Work instruction: Below are records. Find each line in them that holds the word "JSON" and copy it.

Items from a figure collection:
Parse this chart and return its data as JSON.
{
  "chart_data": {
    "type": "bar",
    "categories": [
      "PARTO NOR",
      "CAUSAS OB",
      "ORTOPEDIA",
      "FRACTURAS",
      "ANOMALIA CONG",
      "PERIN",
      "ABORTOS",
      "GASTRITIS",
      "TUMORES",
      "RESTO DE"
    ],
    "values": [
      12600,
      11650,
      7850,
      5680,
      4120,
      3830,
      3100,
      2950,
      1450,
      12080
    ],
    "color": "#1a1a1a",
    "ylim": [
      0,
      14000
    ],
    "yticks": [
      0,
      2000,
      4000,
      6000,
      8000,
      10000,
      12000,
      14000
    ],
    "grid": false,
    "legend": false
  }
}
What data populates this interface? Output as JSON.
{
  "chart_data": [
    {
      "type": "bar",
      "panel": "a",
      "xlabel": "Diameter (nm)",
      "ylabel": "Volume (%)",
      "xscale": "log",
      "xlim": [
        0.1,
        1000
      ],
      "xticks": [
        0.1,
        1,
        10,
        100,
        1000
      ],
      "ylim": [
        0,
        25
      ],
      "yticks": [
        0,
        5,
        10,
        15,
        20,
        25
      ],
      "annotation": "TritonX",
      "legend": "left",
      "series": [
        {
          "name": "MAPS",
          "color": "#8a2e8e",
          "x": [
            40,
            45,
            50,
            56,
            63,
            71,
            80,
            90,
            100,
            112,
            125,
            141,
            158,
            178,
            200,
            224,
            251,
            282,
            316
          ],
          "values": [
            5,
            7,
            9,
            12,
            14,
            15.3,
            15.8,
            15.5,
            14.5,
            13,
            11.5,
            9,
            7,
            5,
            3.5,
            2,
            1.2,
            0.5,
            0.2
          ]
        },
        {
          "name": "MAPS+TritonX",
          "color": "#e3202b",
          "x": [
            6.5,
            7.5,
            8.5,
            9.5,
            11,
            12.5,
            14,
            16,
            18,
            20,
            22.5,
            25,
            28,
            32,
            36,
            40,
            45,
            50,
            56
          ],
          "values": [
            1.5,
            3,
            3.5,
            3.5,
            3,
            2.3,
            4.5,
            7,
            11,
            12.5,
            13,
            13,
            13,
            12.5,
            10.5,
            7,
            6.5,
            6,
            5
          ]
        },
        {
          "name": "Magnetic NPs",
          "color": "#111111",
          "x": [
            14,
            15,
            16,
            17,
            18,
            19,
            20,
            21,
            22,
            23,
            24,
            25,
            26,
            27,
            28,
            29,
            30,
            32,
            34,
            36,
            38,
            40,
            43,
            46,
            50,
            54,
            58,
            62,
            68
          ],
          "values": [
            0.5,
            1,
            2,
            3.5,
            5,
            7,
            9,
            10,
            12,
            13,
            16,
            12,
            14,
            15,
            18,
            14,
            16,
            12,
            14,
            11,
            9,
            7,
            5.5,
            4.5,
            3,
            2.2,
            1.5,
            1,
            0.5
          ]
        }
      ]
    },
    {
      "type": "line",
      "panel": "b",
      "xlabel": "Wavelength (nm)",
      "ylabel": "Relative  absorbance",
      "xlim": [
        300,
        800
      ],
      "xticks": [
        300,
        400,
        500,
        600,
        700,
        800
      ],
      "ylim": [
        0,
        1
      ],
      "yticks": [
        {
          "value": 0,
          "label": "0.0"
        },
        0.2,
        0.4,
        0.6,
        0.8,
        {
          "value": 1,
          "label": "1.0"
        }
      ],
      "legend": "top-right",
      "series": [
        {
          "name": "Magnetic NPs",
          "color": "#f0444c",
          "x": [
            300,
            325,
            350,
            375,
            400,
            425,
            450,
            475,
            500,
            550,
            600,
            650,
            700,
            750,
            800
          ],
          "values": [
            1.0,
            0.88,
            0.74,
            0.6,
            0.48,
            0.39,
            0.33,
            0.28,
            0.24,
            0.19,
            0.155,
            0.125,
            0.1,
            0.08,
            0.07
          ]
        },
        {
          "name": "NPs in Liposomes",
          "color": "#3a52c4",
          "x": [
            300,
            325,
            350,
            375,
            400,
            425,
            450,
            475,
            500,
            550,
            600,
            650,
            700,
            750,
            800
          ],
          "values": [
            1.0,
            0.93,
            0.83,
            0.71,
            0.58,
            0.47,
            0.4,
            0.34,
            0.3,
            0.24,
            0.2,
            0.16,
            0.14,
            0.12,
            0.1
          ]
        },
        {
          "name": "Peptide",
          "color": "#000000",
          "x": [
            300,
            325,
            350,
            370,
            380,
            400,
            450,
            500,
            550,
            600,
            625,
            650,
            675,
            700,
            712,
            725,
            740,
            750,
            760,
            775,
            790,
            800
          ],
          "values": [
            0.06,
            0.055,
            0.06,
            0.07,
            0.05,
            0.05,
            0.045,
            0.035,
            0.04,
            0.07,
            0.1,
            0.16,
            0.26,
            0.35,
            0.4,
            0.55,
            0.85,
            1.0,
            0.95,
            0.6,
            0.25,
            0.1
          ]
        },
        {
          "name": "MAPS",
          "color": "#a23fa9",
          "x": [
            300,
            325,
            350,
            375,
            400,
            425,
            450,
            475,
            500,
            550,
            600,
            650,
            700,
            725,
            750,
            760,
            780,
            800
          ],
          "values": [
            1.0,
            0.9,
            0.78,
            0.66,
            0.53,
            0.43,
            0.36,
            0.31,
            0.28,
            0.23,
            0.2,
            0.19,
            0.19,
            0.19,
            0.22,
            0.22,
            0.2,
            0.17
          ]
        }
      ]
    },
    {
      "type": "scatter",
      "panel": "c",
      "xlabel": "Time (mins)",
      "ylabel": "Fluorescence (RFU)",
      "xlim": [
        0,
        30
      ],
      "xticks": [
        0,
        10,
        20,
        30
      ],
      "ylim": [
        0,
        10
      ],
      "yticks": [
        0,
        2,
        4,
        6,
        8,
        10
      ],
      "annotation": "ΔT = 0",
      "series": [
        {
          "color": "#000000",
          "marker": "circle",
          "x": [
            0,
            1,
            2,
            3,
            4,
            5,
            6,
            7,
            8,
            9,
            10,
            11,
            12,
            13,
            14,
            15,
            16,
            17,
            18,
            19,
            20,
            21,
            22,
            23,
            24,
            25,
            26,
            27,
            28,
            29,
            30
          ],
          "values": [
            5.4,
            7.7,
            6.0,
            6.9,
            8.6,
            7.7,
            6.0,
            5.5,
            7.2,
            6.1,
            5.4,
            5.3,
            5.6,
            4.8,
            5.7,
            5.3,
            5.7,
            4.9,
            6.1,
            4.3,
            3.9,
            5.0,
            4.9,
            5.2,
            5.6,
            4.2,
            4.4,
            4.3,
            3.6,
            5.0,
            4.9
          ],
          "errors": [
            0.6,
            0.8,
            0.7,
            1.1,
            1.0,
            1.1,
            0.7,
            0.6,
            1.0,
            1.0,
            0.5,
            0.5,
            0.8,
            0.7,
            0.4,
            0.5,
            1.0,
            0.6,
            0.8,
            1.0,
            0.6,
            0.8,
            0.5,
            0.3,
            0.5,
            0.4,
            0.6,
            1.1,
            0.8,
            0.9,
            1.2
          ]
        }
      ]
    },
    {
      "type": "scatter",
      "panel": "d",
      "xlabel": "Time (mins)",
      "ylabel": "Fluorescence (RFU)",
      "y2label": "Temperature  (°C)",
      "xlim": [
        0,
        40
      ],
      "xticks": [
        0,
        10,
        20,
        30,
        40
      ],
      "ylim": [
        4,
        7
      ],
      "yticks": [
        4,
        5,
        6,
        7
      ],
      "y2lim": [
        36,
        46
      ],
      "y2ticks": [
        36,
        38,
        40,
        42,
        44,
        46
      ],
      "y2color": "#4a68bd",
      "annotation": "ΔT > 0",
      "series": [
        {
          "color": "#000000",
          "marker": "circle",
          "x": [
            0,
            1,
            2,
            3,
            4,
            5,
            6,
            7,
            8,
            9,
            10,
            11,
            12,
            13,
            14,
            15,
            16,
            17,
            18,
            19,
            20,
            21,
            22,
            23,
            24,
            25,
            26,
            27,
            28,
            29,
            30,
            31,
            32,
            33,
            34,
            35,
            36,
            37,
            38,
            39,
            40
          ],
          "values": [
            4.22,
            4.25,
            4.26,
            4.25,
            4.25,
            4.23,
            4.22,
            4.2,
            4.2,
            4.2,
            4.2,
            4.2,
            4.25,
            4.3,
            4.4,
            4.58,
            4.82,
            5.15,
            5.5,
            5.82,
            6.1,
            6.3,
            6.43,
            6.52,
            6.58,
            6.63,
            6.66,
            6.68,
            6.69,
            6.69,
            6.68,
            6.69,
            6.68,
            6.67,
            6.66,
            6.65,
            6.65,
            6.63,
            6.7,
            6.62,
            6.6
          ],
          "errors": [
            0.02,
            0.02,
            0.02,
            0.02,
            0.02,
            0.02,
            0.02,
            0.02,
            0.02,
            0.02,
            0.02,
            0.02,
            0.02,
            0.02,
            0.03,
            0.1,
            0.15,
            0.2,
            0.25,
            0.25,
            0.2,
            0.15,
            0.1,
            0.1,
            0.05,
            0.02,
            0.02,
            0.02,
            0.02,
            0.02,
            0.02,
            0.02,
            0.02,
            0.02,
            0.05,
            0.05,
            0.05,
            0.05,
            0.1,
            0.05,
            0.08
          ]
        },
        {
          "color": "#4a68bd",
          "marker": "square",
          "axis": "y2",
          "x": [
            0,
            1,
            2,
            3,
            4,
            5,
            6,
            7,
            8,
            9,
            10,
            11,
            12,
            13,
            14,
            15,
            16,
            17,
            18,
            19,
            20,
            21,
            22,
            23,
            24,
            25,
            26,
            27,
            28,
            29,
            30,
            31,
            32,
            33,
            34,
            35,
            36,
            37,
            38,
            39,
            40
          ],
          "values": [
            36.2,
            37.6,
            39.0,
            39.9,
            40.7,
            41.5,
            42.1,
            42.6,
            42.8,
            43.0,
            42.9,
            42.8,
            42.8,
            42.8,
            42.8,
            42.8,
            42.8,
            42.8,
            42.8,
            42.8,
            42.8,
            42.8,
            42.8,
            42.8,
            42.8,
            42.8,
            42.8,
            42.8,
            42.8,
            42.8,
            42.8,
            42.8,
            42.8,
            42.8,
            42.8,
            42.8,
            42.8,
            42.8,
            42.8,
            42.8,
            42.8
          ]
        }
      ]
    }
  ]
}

Answer to this task:
Parse this chart and return its data as JSON.
What data populates this interface? Output as JSON.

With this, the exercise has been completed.